[START SUPPLIED RECORDS]

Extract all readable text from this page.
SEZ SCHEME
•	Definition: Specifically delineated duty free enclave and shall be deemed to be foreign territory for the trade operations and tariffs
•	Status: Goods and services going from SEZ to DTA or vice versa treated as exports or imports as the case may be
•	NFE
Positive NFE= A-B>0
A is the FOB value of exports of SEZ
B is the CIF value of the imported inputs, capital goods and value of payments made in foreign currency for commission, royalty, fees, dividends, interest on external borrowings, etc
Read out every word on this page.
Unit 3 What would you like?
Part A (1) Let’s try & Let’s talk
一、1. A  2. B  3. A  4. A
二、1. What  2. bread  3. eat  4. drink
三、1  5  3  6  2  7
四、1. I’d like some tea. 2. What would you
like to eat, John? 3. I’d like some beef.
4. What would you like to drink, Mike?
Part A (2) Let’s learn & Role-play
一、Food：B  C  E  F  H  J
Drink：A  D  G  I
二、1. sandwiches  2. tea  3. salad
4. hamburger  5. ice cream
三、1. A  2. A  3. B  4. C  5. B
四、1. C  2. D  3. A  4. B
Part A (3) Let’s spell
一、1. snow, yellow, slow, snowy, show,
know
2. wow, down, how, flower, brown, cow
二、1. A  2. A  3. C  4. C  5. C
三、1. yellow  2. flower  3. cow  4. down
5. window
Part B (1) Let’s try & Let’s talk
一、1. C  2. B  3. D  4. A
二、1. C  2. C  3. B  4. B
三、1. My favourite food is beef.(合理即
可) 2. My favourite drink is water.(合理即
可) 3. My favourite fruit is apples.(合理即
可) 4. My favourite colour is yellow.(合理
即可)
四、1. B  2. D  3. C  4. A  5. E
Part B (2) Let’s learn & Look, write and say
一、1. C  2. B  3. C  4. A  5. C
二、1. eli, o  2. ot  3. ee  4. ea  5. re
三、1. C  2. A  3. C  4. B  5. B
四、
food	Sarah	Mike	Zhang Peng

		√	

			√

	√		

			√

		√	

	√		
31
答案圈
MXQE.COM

[END SUPPLIED RECORDS]

> **STATED TASK**: Could you reproduce every record above exactly as it appears?

> **FULL OUTPUT**:
Extract all readable text from this page.
SEZ SCHEME
•	Definition: Specifically delineated duty free enclave and shall be deemed to be foreign territory for the trade operations and tariffs
•	Status: Goods and services going from SEZ to DTA or vice versa treated as exports or imports as the case may be
•	NFE
Positive NFE= A-B>0
A is the FOB value of exports of SEZ
B is the CIF value of the imported inputs, capital goods and value of payments made in foreign currency for commission, royalty, fees, dividends, interest on external borrowings, etc
Read out every word on this page.
Unit 3 What would you like?
Part A (1) Let’s try & Let’s talk
一、1. A  2. B  3. A  4. A
二、1. What  2. bread  3. eat  4. drink
三、1  5  3  6  2  7
四、1. I’d like some tea. 2. What would you
like to eat, John? 3. I’d like some beef.
4. What would you like to drink, Mike?
Part A (2) Let’s learn & Role-play
一、Food：B  C  E  F  H  J
Drink：A  D  G  I
二、1. sandwiches  2. tea  3. salad
4. hamburger  5. ice cream
三、1. A  2. A  3. B  4. C  5. B
四、1. C  2. D  3. A  4. B
Part A (3) Let’s spell
一、1. snow, yellow, slow, snowy, show,
know
2. wow, down, how, flower, brown, cow
二、1. A  2. A  3. C  4. C  5. C
三、1. yellow  2. flower  3. cow  4. down
5. window
Part B (1) Let’s try & Let’s talk
一、1. C  2. B  3. D  4. A
二、1. C  2. C  3. B  4. B
三、1. My favourite food is beef.(合理即
可) 2. My favourite drink is water.(合理即
可) 3. My favourite fruit is apples.(合理即
可) 4. My favourite colour is yellow.(合理
即可)
四、1. B  2. D  3. C  4. A  5. E
Part B (2) Let’s learn & Look, write and say
一、1. C  2. B  3. C  4. A  5. C
二、1. eli, o  2. ot  3. ee  4. ea  5. re
三、1. C  2. A  3. C  4. B  5. B
四、
food	Sarah	Mike	Zhang Peng

		√	

			√

	√		

			√

		√	

	√		
31
答案圈
MXQE.COM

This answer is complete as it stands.